* **TASK STATEMENT**
Format every line of the entries below as a JSON list of strings, with one string per line and blank lines omitted.

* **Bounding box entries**
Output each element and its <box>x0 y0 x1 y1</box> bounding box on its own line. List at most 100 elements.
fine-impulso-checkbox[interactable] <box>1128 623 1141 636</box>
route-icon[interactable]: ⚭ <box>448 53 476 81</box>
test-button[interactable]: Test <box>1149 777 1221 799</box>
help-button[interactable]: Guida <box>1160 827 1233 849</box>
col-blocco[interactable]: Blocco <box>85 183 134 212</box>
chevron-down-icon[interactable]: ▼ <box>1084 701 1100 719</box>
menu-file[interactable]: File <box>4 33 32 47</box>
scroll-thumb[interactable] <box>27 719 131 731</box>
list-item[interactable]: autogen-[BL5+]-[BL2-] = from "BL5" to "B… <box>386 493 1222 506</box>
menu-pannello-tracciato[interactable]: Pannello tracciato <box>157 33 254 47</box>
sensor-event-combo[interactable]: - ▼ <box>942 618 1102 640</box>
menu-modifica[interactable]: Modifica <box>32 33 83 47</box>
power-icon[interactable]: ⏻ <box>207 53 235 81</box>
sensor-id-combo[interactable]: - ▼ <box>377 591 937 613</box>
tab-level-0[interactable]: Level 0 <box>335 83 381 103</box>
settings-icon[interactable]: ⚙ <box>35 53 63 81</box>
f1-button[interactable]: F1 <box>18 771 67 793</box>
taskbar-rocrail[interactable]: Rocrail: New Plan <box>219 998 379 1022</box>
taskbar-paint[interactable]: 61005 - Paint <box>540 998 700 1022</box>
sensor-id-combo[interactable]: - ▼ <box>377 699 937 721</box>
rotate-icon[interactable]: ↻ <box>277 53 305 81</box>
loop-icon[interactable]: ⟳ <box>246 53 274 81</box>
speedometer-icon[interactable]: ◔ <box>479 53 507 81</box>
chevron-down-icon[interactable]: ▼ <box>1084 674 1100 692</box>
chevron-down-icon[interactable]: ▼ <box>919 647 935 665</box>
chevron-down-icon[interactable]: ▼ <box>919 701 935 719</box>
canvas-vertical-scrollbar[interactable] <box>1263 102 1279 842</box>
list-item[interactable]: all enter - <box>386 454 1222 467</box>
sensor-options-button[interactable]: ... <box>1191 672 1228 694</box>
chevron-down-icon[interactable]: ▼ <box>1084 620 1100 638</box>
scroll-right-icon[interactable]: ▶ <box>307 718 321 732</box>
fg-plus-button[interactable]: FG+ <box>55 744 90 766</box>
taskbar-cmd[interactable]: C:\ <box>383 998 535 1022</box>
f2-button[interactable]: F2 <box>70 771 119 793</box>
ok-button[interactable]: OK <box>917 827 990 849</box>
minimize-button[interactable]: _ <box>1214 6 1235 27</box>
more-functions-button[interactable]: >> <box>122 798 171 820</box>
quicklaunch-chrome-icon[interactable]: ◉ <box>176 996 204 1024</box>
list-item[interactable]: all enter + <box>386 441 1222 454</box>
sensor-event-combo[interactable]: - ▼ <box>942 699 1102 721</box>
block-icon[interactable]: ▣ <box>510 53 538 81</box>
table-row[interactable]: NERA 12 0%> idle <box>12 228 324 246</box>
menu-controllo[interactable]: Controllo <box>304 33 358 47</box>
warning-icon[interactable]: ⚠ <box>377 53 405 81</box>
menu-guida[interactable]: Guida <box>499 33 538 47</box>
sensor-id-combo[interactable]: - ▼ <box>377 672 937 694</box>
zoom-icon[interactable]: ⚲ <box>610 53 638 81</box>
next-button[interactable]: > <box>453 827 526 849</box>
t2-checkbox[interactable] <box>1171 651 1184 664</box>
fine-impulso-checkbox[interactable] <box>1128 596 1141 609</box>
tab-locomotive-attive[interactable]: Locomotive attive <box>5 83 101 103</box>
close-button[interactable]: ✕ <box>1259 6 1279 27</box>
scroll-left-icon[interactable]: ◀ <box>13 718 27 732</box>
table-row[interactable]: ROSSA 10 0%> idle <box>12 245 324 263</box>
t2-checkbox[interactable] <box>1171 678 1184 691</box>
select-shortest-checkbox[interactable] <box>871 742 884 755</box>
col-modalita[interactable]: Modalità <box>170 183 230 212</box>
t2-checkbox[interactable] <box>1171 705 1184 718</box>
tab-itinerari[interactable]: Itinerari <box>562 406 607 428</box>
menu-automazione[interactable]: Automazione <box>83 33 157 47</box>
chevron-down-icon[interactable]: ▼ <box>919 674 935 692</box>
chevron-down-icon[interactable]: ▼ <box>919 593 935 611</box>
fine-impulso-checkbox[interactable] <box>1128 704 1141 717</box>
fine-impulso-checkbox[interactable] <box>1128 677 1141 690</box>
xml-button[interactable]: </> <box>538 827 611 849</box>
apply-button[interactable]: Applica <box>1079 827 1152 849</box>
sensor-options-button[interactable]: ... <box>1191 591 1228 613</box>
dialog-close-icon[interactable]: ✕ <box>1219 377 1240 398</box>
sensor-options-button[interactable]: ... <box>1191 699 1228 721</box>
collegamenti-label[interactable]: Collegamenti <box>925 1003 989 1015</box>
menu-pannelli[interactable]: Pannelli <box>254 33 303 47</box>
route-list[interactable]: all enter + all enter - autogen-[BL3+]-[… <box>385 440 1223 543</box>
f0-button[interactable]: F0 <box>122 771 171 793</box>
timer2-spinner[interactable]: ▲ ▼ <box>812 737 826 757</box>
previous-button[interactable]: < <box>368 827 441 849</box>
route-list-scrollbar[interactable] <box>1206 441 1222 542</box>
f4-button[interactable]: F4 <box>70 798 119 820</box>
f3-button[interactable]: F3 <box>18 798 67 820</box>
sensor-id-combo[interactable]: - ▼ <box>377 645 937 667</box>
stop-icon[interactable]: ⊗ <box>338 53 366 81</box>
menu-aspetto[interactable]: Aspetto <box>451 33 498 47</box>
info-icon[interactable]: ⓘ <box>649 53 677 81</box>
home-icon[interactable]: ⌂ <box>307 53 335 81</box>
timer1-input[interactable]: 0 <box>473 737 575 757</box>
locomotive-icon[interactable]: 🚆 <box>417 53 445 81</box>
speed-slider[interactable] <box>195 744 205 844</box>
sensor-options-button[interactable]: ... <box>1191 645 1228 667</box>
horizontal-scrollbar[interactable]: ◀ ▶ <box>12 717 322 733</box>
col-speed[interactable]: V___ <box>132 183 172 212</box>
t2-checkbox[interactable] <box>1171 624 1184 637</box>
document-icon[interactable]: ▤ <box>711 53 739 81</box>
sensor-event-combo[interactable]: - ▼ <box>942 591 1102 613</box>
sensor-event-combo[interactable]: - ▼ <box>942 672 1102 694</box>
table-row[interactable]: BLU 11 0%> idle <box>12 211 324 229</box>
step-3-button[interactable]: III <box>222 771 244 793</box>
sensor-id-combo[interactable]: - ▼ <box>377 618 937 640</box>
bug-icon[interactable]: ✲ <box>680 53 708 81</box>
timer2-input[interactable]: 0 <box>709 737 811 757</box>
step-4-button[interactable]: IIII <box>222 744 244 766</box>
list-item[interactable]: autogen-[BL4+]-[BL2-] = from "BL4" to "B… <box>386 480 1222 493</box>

* **EXERCISE ANSWER**
[
  "Output each element and its <box>x0 y0 x1 y1</box> bounding box on its own line. List at most 100 elements.",
  "fine-impulso-checkbox[interactable] <box>1128 623 1141 636</box>",
  "route-icon[interactable]: ⚭ <box>448 53 476 81</box>",
  "test-button[interactable]: Test <box>1149 777 1221 799</box>",
  "help-button[interactable]: Guida <box>1160 827 1233 849</box>",
  "col-blocco[interactable]: Blocco <box>85 183 134 212</box>",
  "chevron-down-icon[interactable]: ▼ <box>1084 701 1100 719</box>",
  "menu-file[interactable]: File <box>4 33 32 47</box>",
  "scroll-thumb[interactable] <box>27 719 131 731</box>",
  "list-item[interactable]: autogen-[BL5+]-[BL2-] = from \"BL5\" to \"B… <box>386 493 1222 506</box>",
  "menu-pannello-tracciato[interactable]: Pannello tracciato <box>157 33 254 47</box>",
  "sensor-event-combo[interactable]: - ▼ <box>942 618 1102 640</box>",
  "menu-modifica[interactable]: Modifica <box>32 33 83 47</box>",
  "power-icon[interactable]: ⏻ <box>207 53 235 81</box>",
  "sensor-id-combo[interactable]: - ▼ <box>377 591 937 613</box>",
  "tab-level-0[interactable]: Level 0 <box>335 83 381 103</box>",
  "settings-icon[interactable]: ⚙ <box>35 53 63 81</box>",
  "f1-button[interactable]: F1 <box>18 771 67 793</box>",
  "taskbar-rocrail[interactable]: Rocrail: New Plan <box>219 998 379 1022</box>",
  "taskbar-paint[interactable]: 61005 - Paint <box>540 998 700 1022</box>",
  "sensor-id-combo[interactable]: - ▼ <box>377 699 937 721</box>",
  "rotate-icon[interactable]: ↻ <box>277 53 305 81</box>",
  "loop-icon[interactable]: ⟳ <box>246 53 274 81</box>",
  "speedometer-icon[interactable]: ◔ <box>479 53 507 81</box>",
  "chevron-down-icon[interactable]: ▼ <box>1084 674 1100 692</box>",
  "chevron-down-icon[interactable]: ▼ <box>919 647 935 665</box>",
  "chevron-down-icon[interactable]: ▼ <box>919 701 935 719</box>",
  "canvas-vertical-scrollbar[interactable] <box>1263 102 1279 842</box>",
  "list-item[interactable]: all enter - <box>386 454 1222 467</box>",
  "sensor-options-button[interactable]: ... <box>1191 672 1228 694</box>",
  "chevron-down-icon[interactable]: ▼ <box>1084 620 1100 638</box>",
  "scroll-right-icon[interactable]: ▶ <box>307 718 321 732</box>",
  "fg-plus-button[interactable]: FG+ <box>55 744 90 766</box>",
  "taskbar-cmd[interactable]: C:\\ <box>383 998 535 1022</box>",
  "f2-button[interactable]: F2 <box>70 771 119 793</box>",
  "ok-button[interactable]: OK <box>917 827 990 849</box>",
  "minimize-button[interactable]: _ <box>1214 6 1235 27</box>",
  "more-functions-button[interactable]: >> <box>122 798 171 820</box>",
  "quicklaunch-chrome-icon[interactable]: ◉ <box>176 996 204 1024</box>",
  "list-item[interactable]: all enter + <box>386 441 1222 454</box>",
  "sensor-event-combo[interactable]: - ▼ <box>942 699 1102 721</box>",
  "block-icon[interactable]: ▣ <box>510 53 538 81</box>",
  "table-row[interactable]: NERA 12 0%> idle <box>12 228 324 246</box>",
  "menu-controllo[interactable]: Controllo <box>304 33 358 47</box>",
  "warning-icon[interactable]: ⚠ <box>377 53 405 81</box>",
  "menu-guida[interactable]: Guida <box>499 33 538 47</box>",
  "sensor-id-combo[interactable]: - ▼ <box>377 672 937 694</box>",
  "zoom-icon[interactable]: ⚲ <box>610 53 638 81</box>",
  "next-button[interactable]: > <box>453 827 526 849</box>",
  "t2-checkbox[interactable] <box>1171 651 1184 664</box>",
  "fine-impulso-checkbox[interactable] <box>1128 596 1141 609</box>",
  "tab-locomotive-attive[interactable]: Locomotive attive <box>5 83 101 103</box>",
  "close-button[interactable]: ✕ <box>1259 6 1279 27</box>",
  "scroll-left-icon[interactable]: ◀ <box>13 718 27 732</box>",
  "table-row[interactable]: ROSSA 10 0%> idle <box>12 245 324 263</box>",
  "t2-checkbox[interactable] <box>1171 678 1184 691</box>",
  "select-shortest-checkbox[interactable] <box>871 742 884 755</box>",
  "col-modalita[interactable]: Modalità <box>170 183 230 212</box>",
  "t2-checkbox[interactable] <box>1171 705 1184 718</box>",
  "tab-itinerari[interactable]: Itinerari <box>562 406 607 428</box>",
  "menu-automazione[interactable]: Automazione <box>83 33 157 47</box>",
  "chevron-down-icon[interactable]: ▼ <box>919 674 935 692</box>",
  "chevron-down-icon[interactable]: ▼ <box>919 593 935 611</box>",
  "fine-impulso-checkbox[interactable] <box>1128 704 1141 717</box>",
  "fine-impulso-checkbox[interactable] <box>1128 677 1141 690</box>",
  "xml-button[interactable]: </> <box>538 827 611 849</box>",
  "apply-button[interactable]: Applica <box>1079 827 1152 849</box>",
  "sensor-options-button[interactable]: ... <box>1191 591 1228 613</box>",
  "dialog-close-icon[interactable]: ✕ <box>1219 377 1240 398</box>",
  "sensor-options-button[interactable]: ... <box>1191 699 1228 721</box>",
  "collegamenti-label[interactable]: Collegamenti <box>925 1003 989 1015</box>",
  "menu-pannelli[interactable]: Pannelli <box>254 33 303 47</box>",
  "route-list[interactable]: all enter + all enter - autogen-[BL3+]-[… <box>385 440 1223 543</box>",
  "f0-button[interactable]: F0 <box>122 771 171 793</box>",
  "timer2-spinner[interactable]: ▲ ▼ <box>812 737 826 757</box>",
  "previous-button[interactable]: < <box>368 827 441 849</box>",
  "route-list-scrollbar[interactable] <box>1206 441 1222 542</box>",
  "f4-button[interactable]: F4 <box>70 798 119 820</box>",
  "f3-button[interactable]: F3 <box>18 798 67 820</box>",
  "sensor-id-combo[interactable]: - ▼ <box>377 645 937 667</box>",
  "stop-icon[interactable]: ⊗ <box>338 53 366 81</box>",
  "menu-aspetto[interactable]: Aspetto <box>451 33 498 47</box>",
  "info-icon[interactable]: ⓘ <box>649 53 677 81</box>",
  "home-icon[interactable]: ⌂ <box>307 53 335 81</box>",
  "timer1-input[interactable]: 0 <box>473 737 575 757</box>",
  "locomotive-icon[interactable]: 🚆 <box>417 53 445 81</box>",
  "speed-slider[interactable] <box>195 744 205 844</box>",
  "sensor-options-button[interactable]: ... <box>1191 645 1228 667</box>",
  "horizontal-scrollbar[interactable]: ◀ ▶ <box>12 717 322 733</box>",
  "col-speed[interactable]: V___ <box>132 183 172 212</box>",
  "t2-checkbox[interactable] <box>1171 624 1184 637</box>",
  "document-icon[interactable]: ▤ <box>711 53 739 81</box>",
  "sensor-event-combo[interactable]: - ▼ <box>942 591 1102 613</box>",
  "sensor-event-combo[interactable]: - ▼ <box>942 672 1102 694</box>",
  "table-row[interactable]: BLU 11 0%> idle <box>12 211 324 229</box>",
  "step-3-button[interactable]: III <box>222 771 244 793</box>",
  "sensor-id-combo[interactable]: - ▼ <box>377 618 937 640</box>",
  "bug-icon[interactable]: ✲ <box>680 53 708 81</box>",
  "timer2-input[interactable]: 0 <box>709 737 811 757</box>",
  "step-4-button[interactable]: IIII <box>222 744 244 766</box>",
  "list-item[interactable]: autogen-[BL4+]-[BL2-] = from \"BL4\" to \"B… <box>386 480 1222 493</box>"
]